From the data that follows, report how many lines hold the string "System", giving only the number.

**Task data:**
========================
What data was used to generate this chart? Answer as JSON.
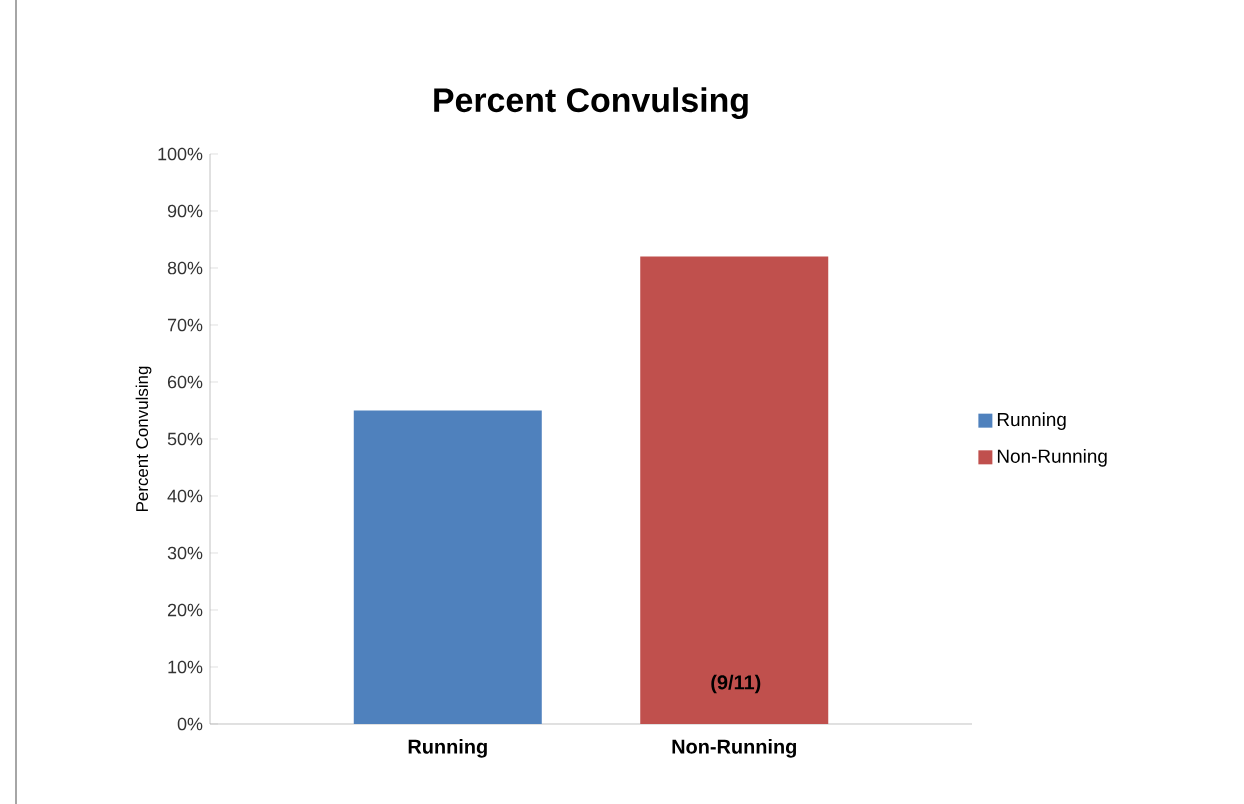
{
  "chart_data": {
    "type": "bar",
    "title": "Percent Convulsing",
    "ylabel": "Percent Convulsing",
    "categories": [
      "Running",
      "Non-Running"
    ],
    "series": [
      {
        "name": "Running",
        "color": "#4f81bd",
        "values": [
          55,
          null
        ]
      },
      {
        "name": "Non-Running",
        "color": "#c0504d",
        "values": [
          null,
          82
        ]
      }
    ],
    "ylim": [
      0,
      100
    ],
    "yticks": [
      {
        "value": 0,
        "label": "0%"
      },
      {
        "value": 10,
        "label": "10%"
      },
      {
        "value": 20,
        "label": "20%"
      },
      {
        "value": 30,
        "label": "30%"
      },
      {
        "value": 40,
        "label": "40%"
      },
      {
        "value": 50,
        "label": "50%"
      },
      {
        "value": 60,
        "label": "60%"
      },
      {
        "value": 70,
        "label": "70%"
      },
      {
        "value": 80,
        "label": "80%"
      },
      {
        "value": 90,
        "label": "90%"
      },
      {
        "value": 100,
        "label": "100%"
      }
    ],
    "annotations": [
      "(9/11)"
    ],
    "legend": "right"
  }
}
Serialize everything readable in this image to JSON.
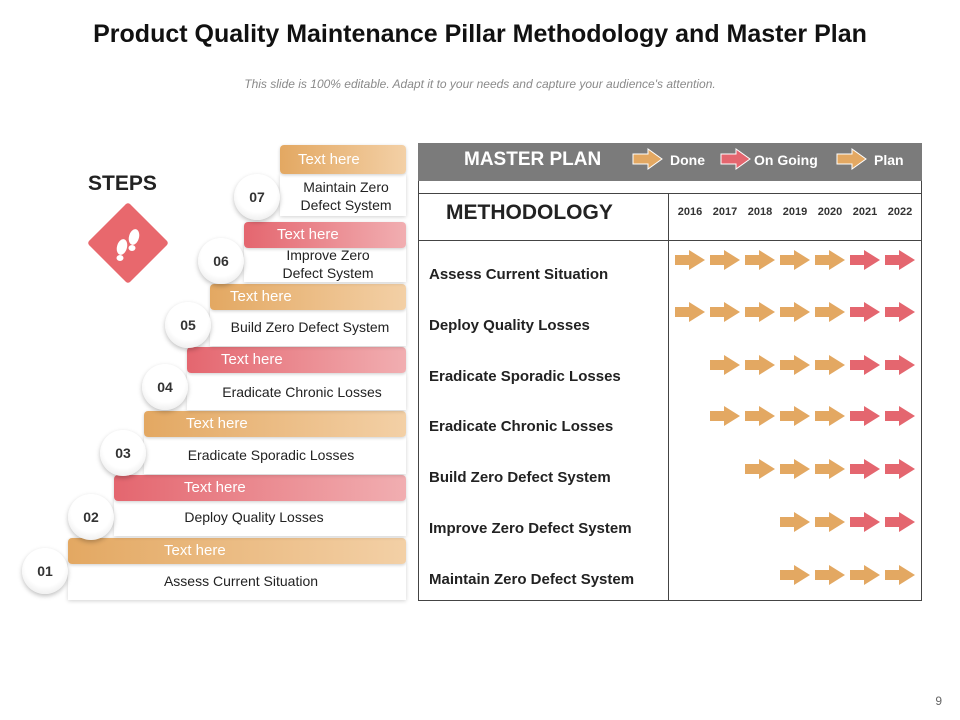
{
  "title": "Product Quality Maintenance Pillar Methodology and Master Plan",
  "subtitle": "This slide is 100% editable. Adapt it to your needs and capture your audience's attention.",
  "steps_label": "STEPS",
  "steps": [
    {
      "num": "01",
      "header": "Text here",
      "text": "Assess Current Situation",
      "color": "orange"
    },
    {
      "num": "02",
      "header": "Text here",
      "text": "Deploy Quality Losses",
      "color": "red"
    },
    {
      "num": "03",
      "header": "Text here",
      "text": "Eradicate Sporadic Losses",
      "color": "orange"
    },
    {
      "num": "04",
      "header": "Text here",
      "text": "Eradicate Chronic Losses",
      "color": "red"
    },
    {
      "num": "05",
      "header": "Text here",
      "text": "Build Zero Defect System",
      "color": "orange"
    },
    {
      "num": "06",
      "header": "Text here",
      "text": "Improve Zero Defect System",
      "color": "red"
    },
    {
      "num": "07",
      "header": "Text here",
      "text": "Maintain Zero Defect System",
      "color": "orange"
    }
  ],
  "master_plan": {
    "title": "MASTER PLAN",
    "legend": [
      "Done",
      "On Going",
      "Plan"
    ],
    "methodology_title": "METHODOLOGY",
    "years": [
      "2016",
      "2017",
      "2018",
      "2019",
      "2020",
      "2021",
      "2022"
    ],
    "rows": [
      {
        "label": "Assess Current Situation",
        "cells": [
          "done",
          "done",
          "done",
          "done",
          "done",
          "ongoing",
          "ongoing"
        ]
      },
      {
        "label": "Deploy Quality Losses",
        "cells": [
          "done",
          "done",
          "done",
          "done",
          "done",
          "ongoing",
          "ongoing"
        ]
      },
      {
        "label": "Eradicate Sporadic Losses",
        "cells": [
          "",
          "done",
          "done",
          "done",
          "done",
          "ongoing",
          "ongoing"
        ]
      },
      {
        "label": "Eradicate Chronic Losses",
        "cells": [
          "",
          "done",
          "done",
          "done",
          "done",
          "ongoing",
          "ongoing"
        ]
      },
      {
        "label": "Build Zero Defect System",
        "cells": [
          "",
          "",
          "done",
          "done",
          "done",
          "ongoing",
          "ongoing"
        ]
      },
      {
        "label": "Improve Zero Defect System",
        "cells": [
          "",
          "",
          "",
          "done",
          "done",
          "ongoing",
          "ongoing"
        ]
      },
      {
        "label": "Maintain Zero Defect System",
        "cells": [
          "",
          "",
          "",
          "done",
          "done",
          "done",
          "done"
        ]
      }
    ]
  },
  "colors": {
    "orange": "#e3a862",
    "red": "#e4666f",
    "header_gray": "#7b7b7b"
  },
  "page_number": "9"
}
========================
**In response:** 6